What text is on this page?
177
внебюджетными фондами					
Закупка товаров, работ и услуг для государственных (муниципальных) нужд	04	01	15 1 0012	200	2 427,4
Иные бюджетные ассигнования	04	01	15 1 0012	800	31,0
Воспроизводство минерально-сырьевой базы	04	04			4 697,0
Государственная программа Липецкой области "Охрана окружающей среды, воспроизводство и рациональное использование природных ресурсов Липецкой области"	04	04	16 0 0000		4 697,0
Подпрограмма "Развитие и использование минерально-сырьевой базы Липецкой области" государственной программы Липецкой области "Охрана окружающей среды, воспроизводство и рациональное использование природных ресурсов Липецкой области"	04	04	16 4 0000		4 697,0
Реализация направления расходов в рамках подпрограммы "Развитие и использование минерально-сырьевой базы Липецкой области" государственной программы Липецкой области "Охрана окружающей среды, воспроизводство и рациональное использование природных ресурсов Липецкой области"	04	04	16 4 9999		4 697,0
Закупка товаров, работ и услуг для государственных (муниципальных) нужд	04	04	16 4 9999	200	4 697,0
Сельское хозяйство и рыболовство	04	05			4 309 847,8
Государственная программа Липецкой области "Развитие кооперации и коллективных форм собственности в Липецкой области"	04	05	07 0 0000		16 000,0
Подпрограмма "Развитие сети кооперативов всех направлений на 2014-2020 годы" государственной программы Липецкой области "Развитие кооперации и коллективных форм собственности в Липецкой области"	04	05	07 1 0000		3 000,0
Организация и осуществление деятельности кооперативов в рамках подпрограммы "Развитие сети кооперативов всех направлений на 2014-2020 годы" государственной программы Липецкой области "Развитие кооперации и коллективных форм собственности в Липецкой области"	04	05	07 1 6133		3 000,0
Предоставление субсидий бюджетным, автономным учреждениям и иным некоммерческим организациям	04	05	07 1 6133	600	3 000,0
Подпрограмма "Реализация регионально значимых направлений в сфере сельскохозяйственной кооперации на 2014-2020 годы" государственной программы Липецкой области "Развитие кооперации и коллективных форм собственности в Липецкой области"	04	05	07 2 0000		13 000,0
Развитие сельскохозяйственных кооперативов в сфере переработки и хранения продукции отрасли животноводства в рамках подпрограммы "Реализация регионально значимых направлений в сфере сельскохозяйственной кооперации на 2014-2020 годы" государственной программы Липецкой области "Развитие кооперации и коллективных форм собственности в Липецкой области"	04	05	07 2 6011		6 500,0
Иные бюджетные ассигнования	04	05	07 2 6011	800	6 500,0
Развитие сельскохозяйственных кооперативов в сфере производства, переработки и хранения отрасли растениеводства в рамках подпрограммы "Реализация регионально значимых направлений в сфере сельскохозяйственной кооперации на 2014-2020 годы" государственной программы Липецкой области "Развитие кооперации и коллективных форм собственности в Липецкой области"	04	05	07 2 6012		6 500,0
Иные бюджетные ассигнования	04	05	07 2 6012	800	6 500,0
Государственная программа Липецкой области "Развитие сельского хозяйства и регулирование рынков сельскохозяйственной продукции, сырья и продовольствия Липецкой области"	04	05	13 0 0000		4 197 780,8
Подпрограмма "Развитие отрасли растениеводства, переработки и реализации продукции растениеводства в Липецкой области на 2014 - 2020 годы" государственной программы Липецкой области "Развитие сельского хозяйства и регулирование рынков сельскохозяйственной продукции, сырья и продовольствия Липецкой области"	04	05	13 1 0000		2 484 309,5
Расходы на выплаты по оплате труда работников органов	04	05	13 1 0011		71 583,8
┄┄┄┄┄┄┄┄┄┄┄┄┄┄┄┄┄┄┄┄
### TO DO
Using the records given above, list every line that includes the word "товаров".

### OUTPUT OF THE TASK
Закупка товаров, работ и услуг для государственных (муниципальных) нужд	04	01	15 1 0012	200	2 427,4
Закупка товаров, работ и услуг для государственных (муниципальных) нужд	04	04	16 4 9999	200	4 697,0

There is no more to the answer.